• **Instructions for the task**: In the excerpt on counsel's performance that follows, which cases are cited to the Federal Reporter, Third Series (F.3d)?

With regard to the first prong of the objective reasonableness of counsel's representation, "`[t]he Supreme Court has recognized that because representation is an art and not a science, even the best criminal defense attorneys would not defend a particular client in the same way.'" Fields v. Gibson, 277 F.3d 1203, 1217 (10th Cir.) (quoting Waters v. Thomas, 46 F.3d 1506, 1522 (11th Cir. 1995) (en banc) (alterations, quotation marks, and citations omitted), cert. denied, 516 U.S. 856 (1995)), cert. denied, 537 U.S. 1023 (2002). To be constitutionally deficient, defense counsel's performance must be "completely unreasonable." Id.; see Boyd v. Ward, 179 F.3d 904, 914 (10th Cir. 1999), cert. denied, 528 U.S. 1167 (2000). Thus, a defendant may prove this prong by showing a counsel's conduct was not "within the wide range of competence demanded of attorneys in criminal cases." United States v. Blackwell, 127 F.3d 947, 955 (10th Cir. 1997) (quotation and citations omitted). A court's review of the attorney's performance must be highly deferential. Strickland, 466 U.S. at 689. In its evaluation of such claims, a court "must indulge a strong presumption that counsel's conduct falls within the wide range of reasonable professional assistance; that is, the defendant must overcome the presumption that, under the circumstances, the challenged action might be considered sound trial strategy." Strickland, 466 U.S. at 689; see United States v. Holder, 410 F.3d 651, 654 (10th Cir. 2005).

• **Data section**:
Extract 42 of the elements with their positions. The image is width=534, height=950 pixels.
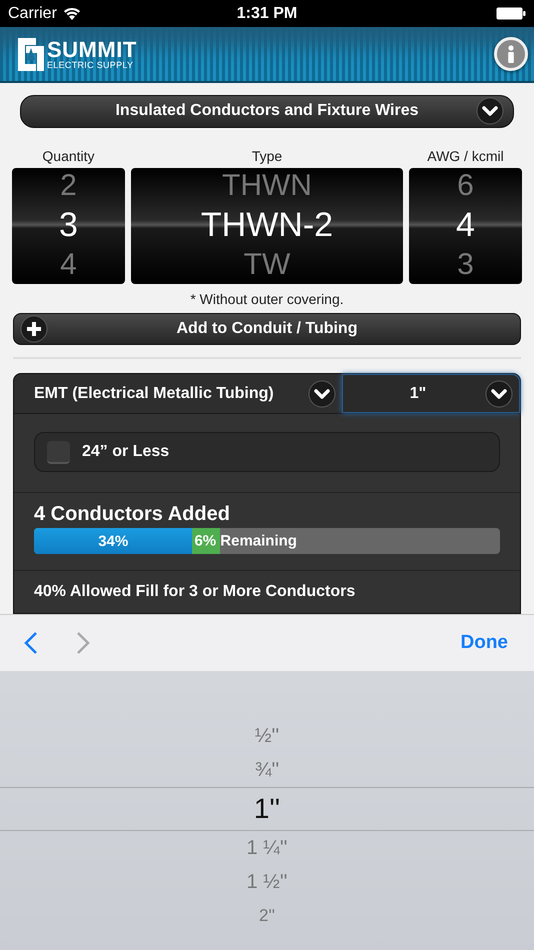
wheel-option[interactable]: 6: [457, 171, 474, 202]
size-picker[interactable]: ½'' ¾'' 1'' 1 ¼'' 1 ½'' 2'': [0, 671, 534, 950]
remaining-label: 6% Remaining: [193, 532, 297, 550]
picker-wheel[interactable]: THWN THWN-2 TW: [131, 168, 403, 284]
wheel-option[interactable]: THWN-2: [200, 208, 334, 242]
wheel-label: AWG / kcmil: [427, 148, 504, 164]
wheel-option[interactable]: 3: [457, 250, 474, 280]
logo-icon: [18, 38, 44, 70]
note-text: * Without outer covering.: [189, 290, 345, 306]
brand-name: SUMMIT: [47, 38, 137, 60]
wheel-option[interactable]: 2: [60, 171, 77, 202]
plus-icon: [20, 314, 48, 343]
battery-icon: [496, 7, 526, 20]
picker-wheel[interactable]: 2 3 4: [12, 168, 125, 284]
wheel-option[interactable]: 4: [60, 250, 77, 280]
wheel-option[interactable]: THWN: [222, 171, 312, 202]
chevron-down-icon: [308, 380, 336, 408]
picker-option[interactable]: 1'': [0, 787, 534, 831]
wheel-label: Type: [252, 148, 282, 164]
info-icon: [507, 45, 515, 63]
chevron-right-icon: [76, 631, 90, 655]
wheel-label: Quantity: [42, 148, 95, 164]
allowance-title: 40% Allowed Fill for 3 or More Conductors: [33, 582, 356, 602]
chevron-down-icon: [476, 97, 504, 126]
picker-wheel[interactable]: 6 4 3: [409, 168, 522, 284]
fill-title: 4 Conductors Added: [34, 503, 231, 526]
wifi-icon: [62, 7, 81, 20]
fill-percent: 34%: [98, 532, 128, 550]
brand-tagline: ELECTRIC SUPPLY: [47, 60, 134, 70]
wheel-option[interactable]: TW: [244, 250, 290, 280]
chevron-left-icon: [24, 631, 38, 655]
add-button[interactable]: Add to Conduit / Tubing: [13, 312, 521, 345]
carrier-label: Carrier: [8, 4, 57, 22]
length-checkbox[interactable]: 24” or Less: [34, 432, 500, 472]
chevron-down-icon: [485, 380, 513, 408]
wheel-option[interactable]: 4: [456, 208, 475, 242]
category-dropdown[interactable]: Insulated Conductors and Fixture Wires: [20, 95, 514, 128]
info-button[interactable]: [494, 37, 528, 71]
conduit-size-dropdown[interactable]: 1": [342, 374, 520, 413]
clock-time: 1:31 PM: [236, 4, 298, 22]
conduit-type-dropdown[interactable]: EMT (Electrical Metallic Tubing): [14, 374, 342, 413]
wheel-option[interactable]: 3: [59, 208, 78, 242]
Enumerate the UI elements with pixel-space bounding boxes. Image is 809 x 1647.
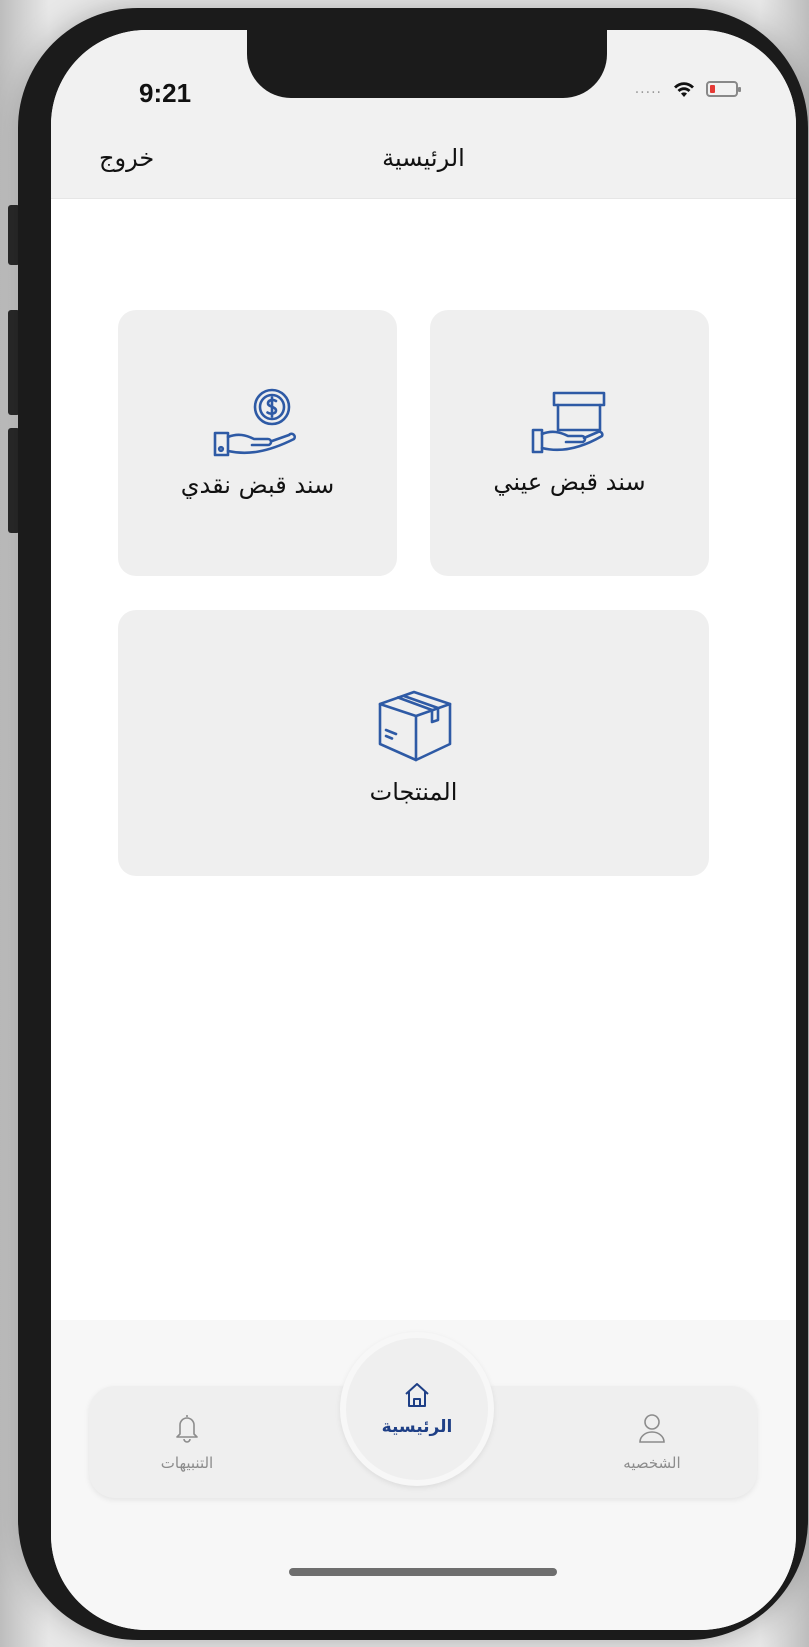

• **Output for this task**:
- Fields v. Gibson, 277 F.3d 1203
- Waters v. Thomas, 46 F.3d 1506
- Boyd v. Ward, 179 F.3d 904
- United States v. Blackwell, 127 F.3d 947
- United States v. Holder, 410 F.3d 651